● Collection entries
⁂

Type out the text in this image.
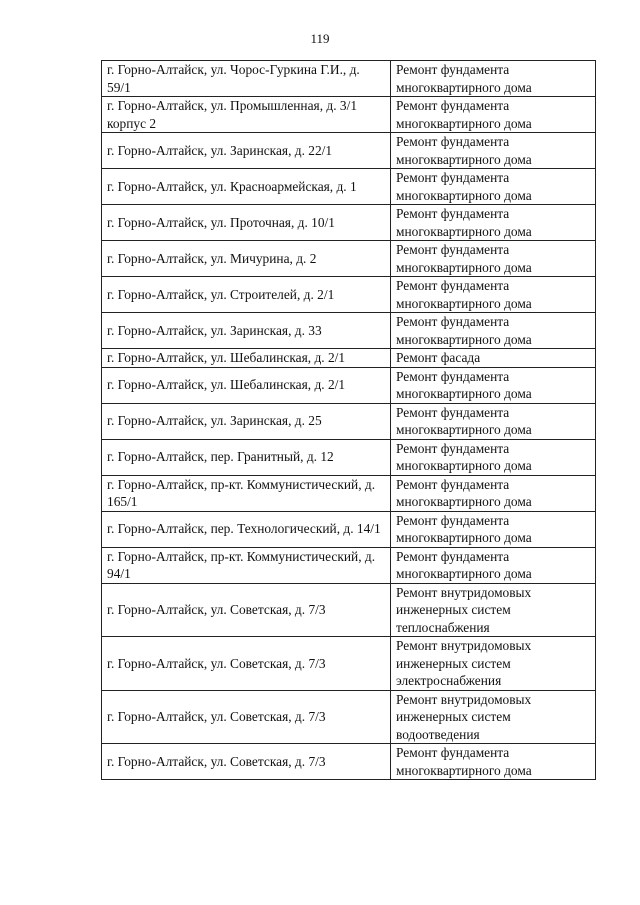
119
г. Горно-Алтайск, ул. Чорос-Гуркина Г.И., д. 59/1	Ремонт фундамента многоквартирного дома
г. Горно-Алтайск, ул. Промышленная, д. 3/1 корпус 2	Ремонт фундамента многоквартирного дома
г. Горно-Алтайск, ул. Заринская, д. 22/1	Ремонт фундамента многоквартирного дома
г. Горно-Алтайск, ул. Красноармейская, д. 1	Ремонт фундамента многоквартирного дома
г. Горно-Алтайск, ул. Проточная, д. 10/1	Ремонт фундамента многоквартирного дома
г. Горно-Алтайск, ул. Мичурина, д. 2	Ремонт фундамента многоквартирного дома
г. Горно-Алтайск, ул. Строителей, д. 2/1	Ремонт фундамента многоквартирного дома
г. Горно-Алтайск, ул. Заринская, д. 33	Ремонт фундамента многоквартирного дома
г. Горно-Алтайск, ул. Шебалинская, д. 2/1	Ремонт фасада
г. Горно-Алтайск, ул. Шебалинская, д. 2/1	Ремонт фундамента многоквартирного дома
г. Горно-Алтайск, ул. Заринская, д. 25	Ремонт фундамента многоквартирного дома
г. Горно-Алтайск, пер. Гранитный, д. 12	Ремонт фундамента многоквартирного дома
г. Горно-Алтайск, пр-кт. Коммунистический, д. 165/1	Ремонт фундамента многоквартирного дома
г. Горно-Алтайск, пер. Технологический, д. 14/1	Ремонт фундамента многоквартирного дома
г. Горно-Алтайск, пр-кт. Коммунистический, д. 94/1	Ремонт фундамента многоквартирного дома
г. Горно-Алтайск, ул. Советская, д. 7/3	Ремонт внутридомовых инженерных систем теплоснабжения
г. Горно-Алтайск, ул. Советская, д. 7/3	Ремонт внутридомовых инженерных систем электроснабжения
г. Горно-Алтайск, ул. Советская, д. 7/3	Ремонт внутридомовых инженерных систем водоотведения
г. Горно-Алтайск, ул. Советская, д. 7/3	Ремонт фундамента многоквартирного дома
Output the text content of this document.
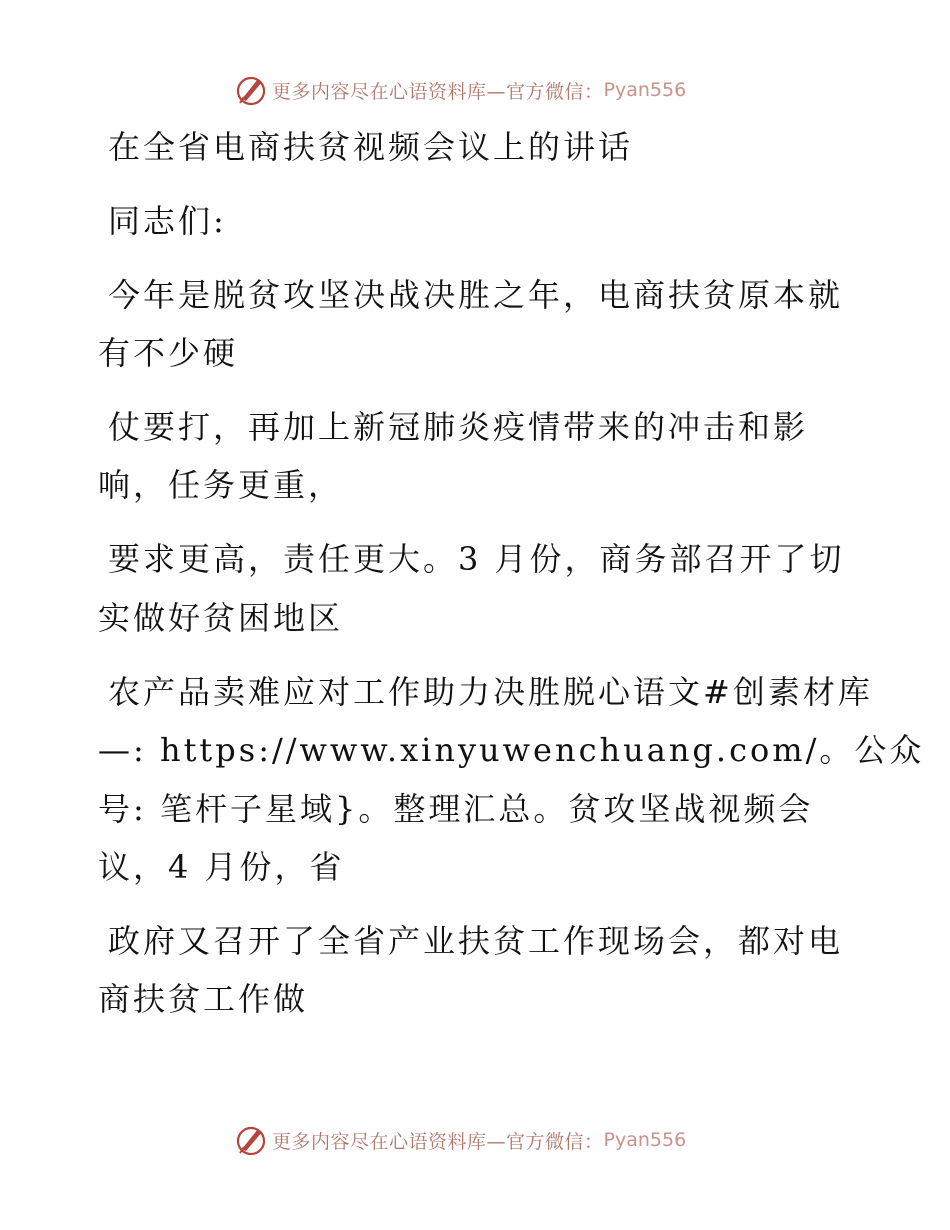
更多内容尽在心语资料库—官方微信： Pyan556
在全省电商扶贫视频会议上的讲话
同志们:
今年是脱贫攻坚决战决胜之年，电商扶贫原本就
有不少硬
仗要打，再加上新冠肺炎疫情带来的冲击和影
响，任务更重，
要求更高，责任更大。3 月份，商务部召开了切
实做好贫困地区
农产品卖难应对工作助力决胜脱心语文#创素材库
—: https://www.xinyuwenchuang.com/。公众
号: 笔杆子星域}。整理汇总。贫攻坚战视频会
议，4 月份，省
政府又召开了全省产业扶贫工作现场会，都对电
商扶贫工作做
更多内容尽在心语资料库—官方微信： Pyan556
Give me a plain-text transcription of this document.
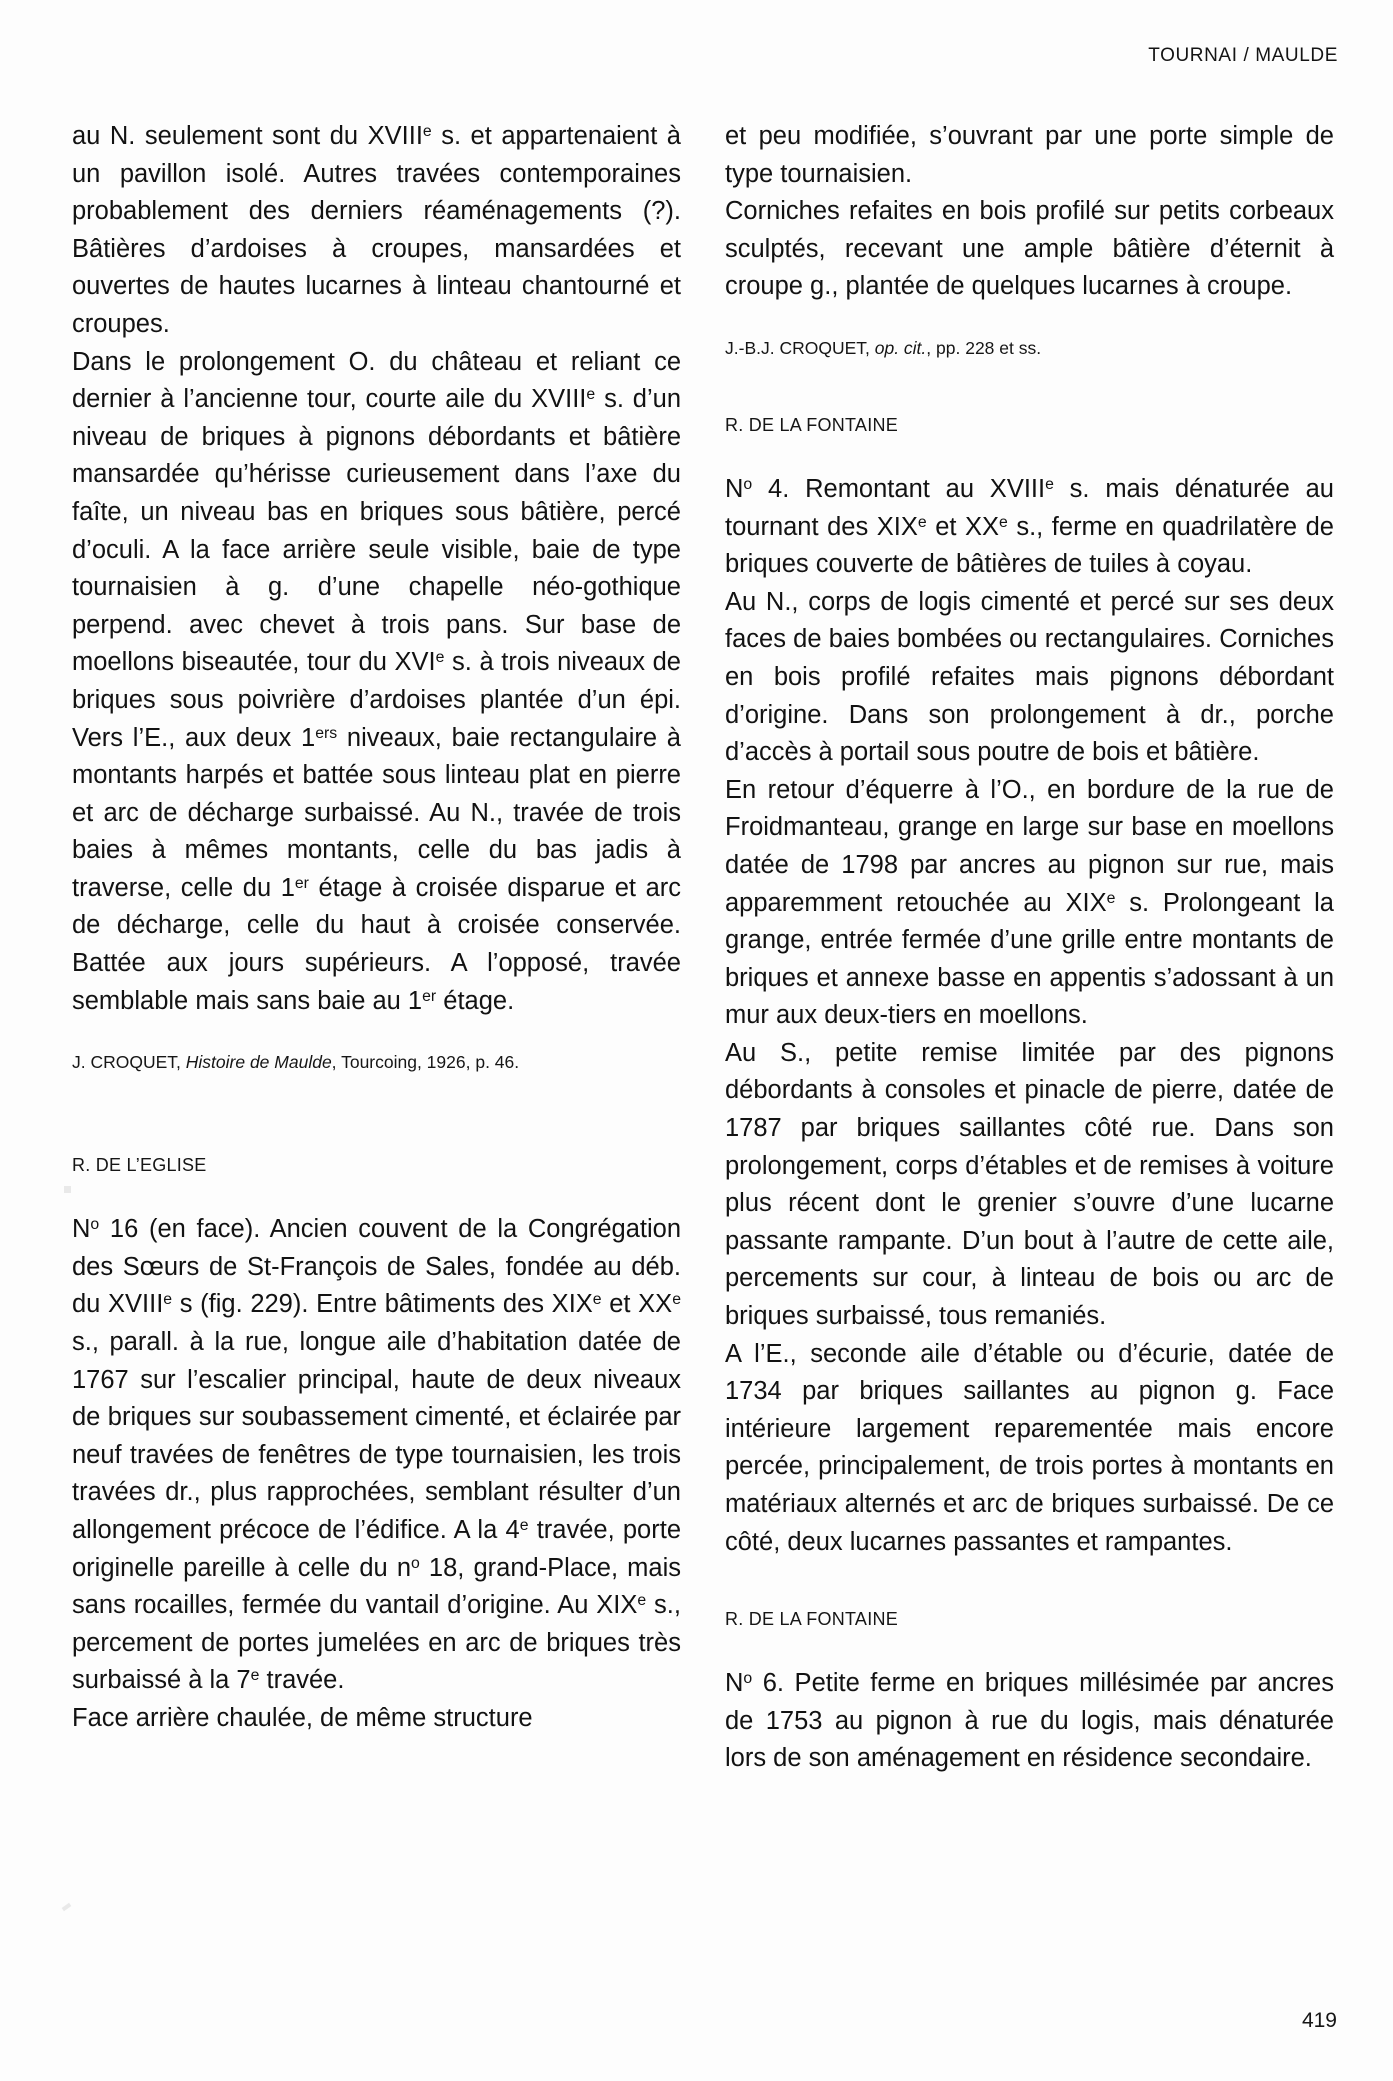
TOURNAI / MAULDE

au N. seulement sont du XVIIIe s. et appartenaient à un pavillon isolé. Autres travées contemporaines probablement des derniers réaménagements (?). Bâtières d’ardoises à croupes, mansardées et ouvertes de hautes lucarnes à linteau chantourné et croupes.

Dans le prolongement O. du château et reliant ce dernier à l’ancienne tour, courte aile du XVIIIe s. d’un niveau de briques à pignons débordants et bâtière mansardée qu’hérisse curieusement dans l’axe du faîte, un niveau bas en briques sous bâtière, percé d’oculi. A la face arrière seule visible, baie de type tournaisien à g. d’une chapelle néo-gothique perpend. avec chevet à trois pans. Sur base de moellons biseautée, tour du XVIe s. à trois niveaux de briques sous poivrière d’ardoises plantée d’un épi. Vers l’E., aux deux 1ers niveaux, baie rectangulaire à montants harpés et battée sous linteau plat en pierre et arc de décharge surbaissé. Au N., travée de trois baies à mêmes montants, celle du bas jadis à traverse, celle du 1er étage à croisée disparue et arc de décharge, celle du haut à croisée conservée. Battée aux jours supérieurs. A l’opposé, travée semblable mais sans baie au 1er étage.

J. CROQUET, Histoire de Maulde, Tourcoing, 1926, p. 46.

R. DE L’EGLISE

$N^o$ 16 (en face). Ancien couvent de la Congrégation des Sœurs de St-François de Sales, fondée au déb. du XVIIIe s (fig. 229). Entre bâtiments des XIXe et XXe s., parall. à la rue, longue aile d’habitation datée de 1767 sur l’escalier principal, haute de deux niveaux de briques sur soubassement cimenté, et éclairée par neuf travées de fenêtres de type tournaisien, les trois travées dr., plus rapprochées, semblant résulter d’un allongement précoce de l’édifice. A la 4e travée, porte originelle pareille à celle du $n^o$ 18, grand-Place, mais sans rocailles, fermée du vantail d’origine. Au XIXe s., percement de portes jumelées en arc de briques très surbaissé à la 7e travée.

Face arrière chaulée, de même structure

et peu modifiée, s’ouvrant par une porte simple de type tournaisien.

Corniches refaites en bois profilé sur petits corbeaux sculptés, recevant une ample bâtière d’éternit à croupe g., plantée de quelques lucarnes à croupe.

J.-B.J. CROQUET, op. cit., pp. 228 et ss.

R. DE LA FONTAINE

$N^o$ 4. Remontant au XVIIIe s. mais dénaturée au tournant des XIXe et XXe s., ferme en quadrilatère de briques couverte de bâtières de tuiles à coyau.

Au N., corps de logis cimenté et percé sur ses deux faces de baies bombées ou rectangulaires. Corniches en bois profilé refaites mais pignons débordant d’origine. Dans son prolongement à dr., porche d’accès à portail sous poutre de bois et bâtière.

En retour d’équerre à l’O., en bordure de la rue de Froidmanteau, grange en large sur base en moellons datée de 1798 par ancres au pignon sur rue, mais apparemment retouchée au XIXe s. Prolongeant la grange, entrée fermée d’une grille entre montants de briques et annexe basse en appentis s’adossant à un mur aux deux-tiers en moellons.

Au S., petite remise limitée par des pignons débordants à consoles et pinacle de pierre, datée de 1787 par briques saillantes côté rue. Dans son prolongement, corps d’étables et de remises à voiture plus récent dont le grenier s’ouvre d’une lucarne passante rampante. D’un bout à l’autre de cette aile, percements sur cour, à linteau de bois ou arc de briques surbaissé, tous remaniés.

A l’E., seconde aile d’étable ou d’écurie, datée de 1734 par briques saillantes au pignon g. Face intérieure largement reparementée mais encore percée, principalement, de trois portes à montants en matériaux alternés et arc de briques surbaissé. De ce côté, deux lucarnes passantes et rampantes.

R. DE LA FONTAINE

$N^o$ 6. Petite ferme en briques millésimée par ancres de 1753 au pignon à rue du logis, mais dénaturée lors de son aménagement en résidence secondaire.

419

⁂

Reproduce each line of the records exactly, and omit every picture.

● Result of this task
Type out the text in this image.
119
г. Горно-Алтайск, ул. Чорос-Гуркина Г.И., д. 59/1	Ремонт фундамента многоквартирного дома
г. Горно-Алтайск, ул. Промышленная, д. 3/1 корпус 2	Ремонт фундамента многоквартирного дома
г. Горно-Алтайск, ул. Заринская, д. 22/1	Ремонт фундамента многоквартирного дома
г. Горно-Алтайск, ул. Красноармейская, д. 1	Ремонт фундамента многоквартирного дома
г. Горно-Алтайск, ул. Проточная, д. 10/1	Ремонт фундамента многоквартирного дома
г. Горно-Алтайск, ул. Мичурина, д. 2	Ремонт фундамента многоквартирного дома
г. Горно-Алтайск, ул. Строителей, д. 2/1	Ремонт фундамента многоквартирного дома
г. Горно-Алтайск, ул. Заринская, д. 33	Ремонт фундамента многоквартирного дома
г. Горно-Алтайск, ул. Шебалинская, д. 2/1	Ремонт фасада
г. Горно-Алтайск, ул. Шебалинская, д. 2/1	Ремонт фундамента многоквартирного дома
г. Горно-Алтайск, ул. Заринская, д. 25	Ремонт фундамента многоквартирного дома
г. Горно-Алтайск, пер. Гранитный, д. 12	Ремонт фундамента многоквартирного дома
г. Горно-Алтайск, пр-кт. Коммунистический, д. 165/1	Ремонт фундамента многоквартирного дома
г. Горно-Алтайск, пер. Технологический, д. 14/1	Ремонт фундамента многоквартирного дома
г. Горно-Алтайск, пр-кт. Коммунистический, д. 94/1	Ремонт фундамента многоквартирного дома
г. Горно-Алтайск, ул. Советская, д. 7/3	Ремонт внутридомовых инженерных систем теплоснабжения
г. Горно-Алтайск, ул. Советская, д. 7/3	Ремонт внутридомовых инженерных систем электроснабжения
г. Горно-Алтайск, ул. Советская, д. 7/3	Ремонт внутридомовых инженерных систем водоотведения
г. Горно-Алтайск, ул. Советская, д. 7/3	Ремонт фундамента многоквартирного дома
Output the text content of this document.
更多内容尽在心语资料库—官方微信： Pyan556
在全省电商扶贫视频会议上的讲话
同志们:
今年是脱贫攻坚决战决胜之年，电商扶贫原本就
有不少硬
仗要打，再加上新冠肺炎疫情带来的冲击和影
响，任务更重，
要求更高，责任更大。3 月份，商务部召开了切
实做好贫困地区
农产品卖难应对工作助力决胜脱心语文#创素材库
—: https://www.xinyuwenchuang.com/。公众
号: 笔杆子星域}。整理汇总。贫攻坚战视频会
议，4 月份，省
政府又召开了全省产业扶贫工作现场会，都对电
商扶贫工作做
更多内容尽在心语资料库—官方微信： Pyan556
Give me a plain-text transcription of this document.
TOURNAI / MAULDE

au N. seulement sont du XVIIIe s. et appartenaient à un pavillon isolé. Autres travées contemporaines probablement des derniers réaménagements (?). Bâtières d’ardoises à croupes, mansardées et ouvertes de hautes lucarnes à linteau chantourné et croupes.

Dans le prolongement O. du château et reliant ce dernier à l’ancienne tour, courte aile du XVIIIe s. d’un niveau de briques à pignons débordants et bâtière mansardée qu’hérisse curieusement dans l’axe du faîte, un niveau bas en briques sous bâtière, percé d’oculi. A la face arrière seule visible, baie de type tournaisien à g. d’une chapelle néo-gothique perpend. avec chevet à trois pans. Sur base de moellons biseautée, tour du XVIe s. à trois niveaux de briques sous poivrière d’ardoises plantée d’un épi. Vers l’E., aux deux 1ers niveaux, baie rectangulaire à montants harpés et battée sous linteau plat en pierre et arc de décharge surbaissé. Au N., travée de trois baies à mêmes montants, celle du bas jadis à traverse, celle du 1er étage à croisée disparue et arc de décharge, celle du haut à croisée conservée. Battée aux jours supérieurs. A l’opposé, travée semblable mais sans baie au 1er étage.

J. CROQUET, Histoire de Maulde, Tourcoing, 1926, p. 46.

R. DE L’EGLISE

$N^o$ 16 (en face). Ancien couvent de la Congrégation des Sœurs de St-François de Sales, fondée au déb. du XVIIIe s (fig. 229). Entre bâtiments des XIXe et XXe s., parall. à la rue, longue aile d’habitation datée de 1767 sur l’escalier principal, haute de deux niveaux de briques sur soubassement cimenté, et éclairée par neuf travées de fenêtres de type tournaisien, les trois travées dr., plus rapprochées, semblant résulter d’un allongement précoce de l’édifice. A la 4e travée, porte originelle pareille à celle du $n^o$ 18, grand-Place, mais sans rocailles, fermée du vantail d’origine. Au XIXe s., percement de portes jumelées en arc de briques très surbaissé à la 7e travée.

Face arrière chaulée, de même structure

et peu modifiée, s’ouvrant par une porte simple de type tournaisien.

Corniches refaites en bois profilé sur petits corbeaux sculptés, recevant une ample bâtière d’éternit à croupe g., plantée de quelques lucarnes à croupe.

J.-B.J. CROQUET, op. cit., pp. 228 et ss.

R. DE LA FONTAINE

$N^o$ 4. Remontant au XVIIIe s. mais dénaturée au tournant des XIXe et XXe s., ferme en quadrilatère de briques couverte de bâtières de tuiles à coyau.

Au N., corps de logis cimenté et percé sur ses deux faces de baies bombées ou rectangulaires. Corniches en bois profilé refaites mais pignons débordant d’origine. Dans son prolongement à dr., porche d’accès à portail sous poutre de bois et bâtière.

En retour d’équerre à l’O., en bordure de la rue de Froidmanteau, grange en large sur base en moellons datée de 1798 par ancres au pignon sur rue, mais apparemment retouchée au XIXe s. Prolongeant la grange, entrée fermée d’une grille entre montants de briques et annexe basse en appentis s’adossant à un mur aux deux-tiers en moellons.

Au S., petite remise limitée par des pignons débordants à consoles et pinacle de pierre, datée de 1787 par briques saillantes côté rue. Dans son prolongement, corps d’étables et de remises à voiture plus récent dont le grenier s’ouvre d’une lucarne passante rampante. D’un bout à l’autre de cette aile, percements sur cour, à linteau de bois ou arc de briques surbaissé, tous remaniés.

A l’E., seconde aile d’étable ou d’écurie, datée de 1734 par briques saillantes au pignon g. Face intérieure largement reparementée mais encore percée, principalement, de trois portes à montants en matériaux alternés et arc de briques surbaissé. De ce côté, deux lucarnes passantes et rampantes.

R. DE LA FONTAINE

$N^o$ 6. Petite ferme en briques millésimée par ancres de 1753 au pignon à rue du logis, mais dénaturée lors de son aménagement en résidence secondaire.

419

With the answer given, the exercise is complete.